SUPPLIED MATERIAL -
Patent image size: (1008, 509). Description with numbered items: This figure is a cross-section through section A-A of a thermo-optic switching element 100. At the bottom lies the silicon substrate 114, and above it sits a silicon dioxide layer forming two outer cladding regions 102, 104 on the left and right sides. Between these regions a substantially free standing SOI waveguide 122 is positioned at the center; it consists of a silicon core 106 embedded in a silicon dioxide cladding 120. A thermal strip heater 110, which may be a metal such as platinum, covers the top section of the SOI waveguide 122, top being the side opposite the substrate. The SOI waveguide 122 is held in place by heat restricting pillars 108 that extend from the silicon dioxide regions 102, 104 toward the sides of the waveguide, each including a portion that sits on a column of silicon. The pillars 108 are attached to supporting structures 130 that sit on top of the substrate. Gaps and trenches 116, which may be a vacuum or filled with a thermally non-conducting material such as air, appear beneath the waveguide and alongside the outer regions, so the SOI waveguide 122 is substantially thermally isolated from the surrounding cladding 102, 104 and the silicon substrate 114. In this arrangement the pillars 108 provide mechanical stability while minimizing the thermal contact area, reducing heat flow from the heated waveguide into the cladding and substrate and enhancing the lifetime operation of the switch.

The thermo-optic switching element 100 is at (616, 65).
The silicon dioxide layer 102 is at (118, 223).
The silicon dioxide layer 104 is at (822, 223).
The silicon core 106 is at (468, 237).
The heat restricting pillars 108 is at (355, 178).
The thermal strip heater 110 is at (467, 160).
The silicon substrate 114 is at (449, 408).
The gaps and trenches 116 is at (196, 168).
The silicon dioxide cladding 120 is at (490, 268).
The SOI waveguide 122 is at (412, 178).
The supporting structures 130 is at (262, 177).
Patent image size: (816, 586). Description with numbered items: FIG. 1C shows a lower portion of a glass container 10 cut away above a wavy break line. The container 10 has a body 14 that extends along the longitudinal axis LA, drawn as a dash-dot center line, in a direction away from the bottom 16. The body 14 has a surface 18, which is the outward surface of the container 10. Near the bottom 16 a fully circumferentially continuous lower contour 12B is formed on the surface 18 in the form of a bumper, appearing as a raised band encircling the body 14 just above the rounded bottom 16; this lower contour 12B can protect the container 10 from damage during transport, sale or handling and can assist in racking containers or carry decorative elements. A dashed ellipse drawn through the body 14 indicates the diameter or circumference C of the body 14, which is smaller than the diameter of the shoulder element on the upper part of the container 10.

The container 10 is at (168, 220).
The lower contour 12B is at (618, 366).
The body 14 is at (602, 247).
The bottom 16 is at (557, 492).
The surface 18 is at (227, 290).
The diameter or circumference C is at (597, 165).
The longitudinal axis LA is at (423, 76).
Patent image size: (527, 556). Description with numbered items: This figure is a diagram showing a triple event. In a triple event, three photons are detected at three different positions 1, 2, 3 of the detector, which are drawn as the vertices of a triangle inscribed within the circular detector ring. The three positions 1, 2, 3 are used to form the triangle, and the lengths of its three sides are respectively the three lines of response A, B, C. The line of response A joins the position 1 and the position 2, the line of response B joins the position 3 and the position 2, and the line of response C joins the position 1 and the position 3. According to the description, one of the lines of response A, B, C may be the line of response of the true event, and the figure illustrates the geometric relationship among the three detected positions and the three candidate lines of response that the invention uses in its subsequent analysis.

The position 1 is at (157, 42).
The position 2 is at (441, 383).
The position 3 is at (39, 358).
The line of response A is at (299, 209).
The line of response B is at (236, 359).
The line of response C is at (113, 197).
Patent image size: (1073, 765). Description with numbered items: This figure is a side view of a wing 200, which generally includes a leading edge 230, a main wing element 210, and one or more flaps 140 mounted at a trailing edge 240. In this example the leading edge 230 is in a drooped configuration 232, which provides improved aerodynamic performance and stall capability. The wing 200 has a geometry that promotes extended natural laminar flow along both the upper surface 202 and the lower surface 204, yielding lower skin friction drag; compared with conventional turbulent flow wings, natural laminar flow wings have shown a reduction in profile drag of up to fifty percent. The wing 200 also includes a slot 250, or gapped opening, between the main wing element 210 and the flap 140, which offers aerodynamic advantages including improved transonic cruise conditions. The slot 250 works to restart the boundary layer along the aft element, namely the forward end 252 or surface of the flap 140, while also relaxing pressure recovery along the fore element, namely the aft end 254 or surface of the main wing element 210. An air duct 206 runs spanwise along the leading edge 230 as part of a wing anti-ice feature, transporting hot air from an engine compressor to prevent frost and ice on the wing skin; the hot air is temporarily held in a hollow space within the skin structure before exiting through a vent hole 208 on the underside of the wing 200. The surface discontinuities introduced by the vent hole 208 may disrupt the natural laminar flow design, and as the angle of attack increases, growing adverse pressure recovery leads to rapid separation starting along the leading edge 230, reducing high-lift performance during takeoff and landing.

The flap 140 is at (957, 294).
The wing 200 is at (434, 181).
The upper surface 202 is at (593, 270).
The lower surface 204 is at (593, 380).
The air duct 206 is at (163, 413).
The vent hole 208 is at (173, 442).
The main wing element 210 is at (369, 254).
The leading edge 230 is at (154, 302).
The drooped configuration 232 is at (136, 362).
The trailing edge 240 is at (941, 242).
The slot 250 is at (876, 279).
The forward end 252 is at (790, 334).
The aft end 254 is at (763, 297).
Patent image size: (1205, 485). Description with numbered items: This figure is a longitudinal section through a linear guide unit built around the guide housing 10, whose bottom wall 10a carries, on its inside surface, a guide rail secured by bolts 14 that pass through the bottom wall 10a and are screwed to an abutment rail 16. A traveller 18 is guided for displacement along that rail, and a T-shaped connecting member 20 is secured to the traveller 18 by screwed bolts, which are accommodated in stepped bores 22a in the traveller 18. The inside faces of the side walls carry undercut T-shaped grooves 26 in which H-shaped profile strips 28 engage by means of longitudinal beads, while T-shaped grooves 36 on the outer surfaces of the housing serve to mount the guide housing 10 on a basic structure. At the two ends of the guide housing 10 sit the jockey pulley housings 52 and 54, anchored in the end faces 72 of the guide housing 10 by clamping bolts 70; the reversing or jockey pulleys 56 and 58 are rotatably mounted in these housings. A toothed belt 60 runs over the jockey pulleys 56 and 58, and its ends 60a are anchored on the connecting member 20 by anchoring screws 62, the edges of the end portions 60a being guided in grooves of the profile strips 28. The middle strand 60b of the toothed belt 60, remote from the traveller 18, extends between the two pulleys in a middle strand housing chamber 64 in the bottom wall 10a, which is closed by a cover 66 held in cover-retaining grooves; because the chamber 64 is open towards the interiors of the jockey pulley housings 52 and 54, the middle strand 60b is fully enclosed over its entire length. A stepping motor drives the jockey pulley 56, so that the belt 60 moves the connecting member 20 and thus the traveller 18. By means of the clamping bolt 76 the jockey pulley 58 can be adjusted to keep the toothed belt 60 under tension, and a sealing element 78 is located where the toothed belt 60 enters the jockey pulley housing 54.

WHAT IS REQUIRED - Reproduce the records from the start through the line containing "The silicon dioxide layer 104", with "cross-section" replaced by "sectional view" and everything else unchanged.

OUTPUT OF THE EXERCISE -
Patent image size: (1008, 509). Description with numbered items: This figure is a sectional view through section A-A of a thermo-optic switching element 100. At the bottom lies the silicon substrate 114, and above it sits a silicon dioxide layer forming two outer cladding regions 102, 104 on the left and right sides. Between these regions a substantially free standing SOI waveguide 122 is positioned at the center; it consists of a silicon core 106 embedded in a silicon dioxide cladding 120. A thermal strip heater 110, which may be a metal such as platinum, covers the top section of the SOI waveguide 122, top being the side opposite the substrate. The SOI waveguide 122 is held in place by heat restricting pillars 108 that extend from the silicon dioxide regions 102, 104 toward the sides of the waveguide, each including a portion that sits on a column of silicon. The pillars 108 are attached to supporting structures 130 that sit on top of the substrate. Gaps and trenches 116, which may be a vacuum or filled with a thermally non-conducting material such as air, appear beneath the waveguide and alongside the outer regions, so the SOI waveguide 122 is substantially thermally isolated from the surrounding cladding 102, 104 and the silicon substrate 114. In this arrangement the pillars 108 provide mechanical stability while minimizing the thermal contact area, reducing heat flow from the heated waveguide into the cladding and substrate and enhancing the lifetime operation of the switch.

The thermo-optic switching element 100 is at (616, 65).
The silicon dioxide layer 102 is at (118, 223).
The silicon dioxide layer 104 is at (822, 223).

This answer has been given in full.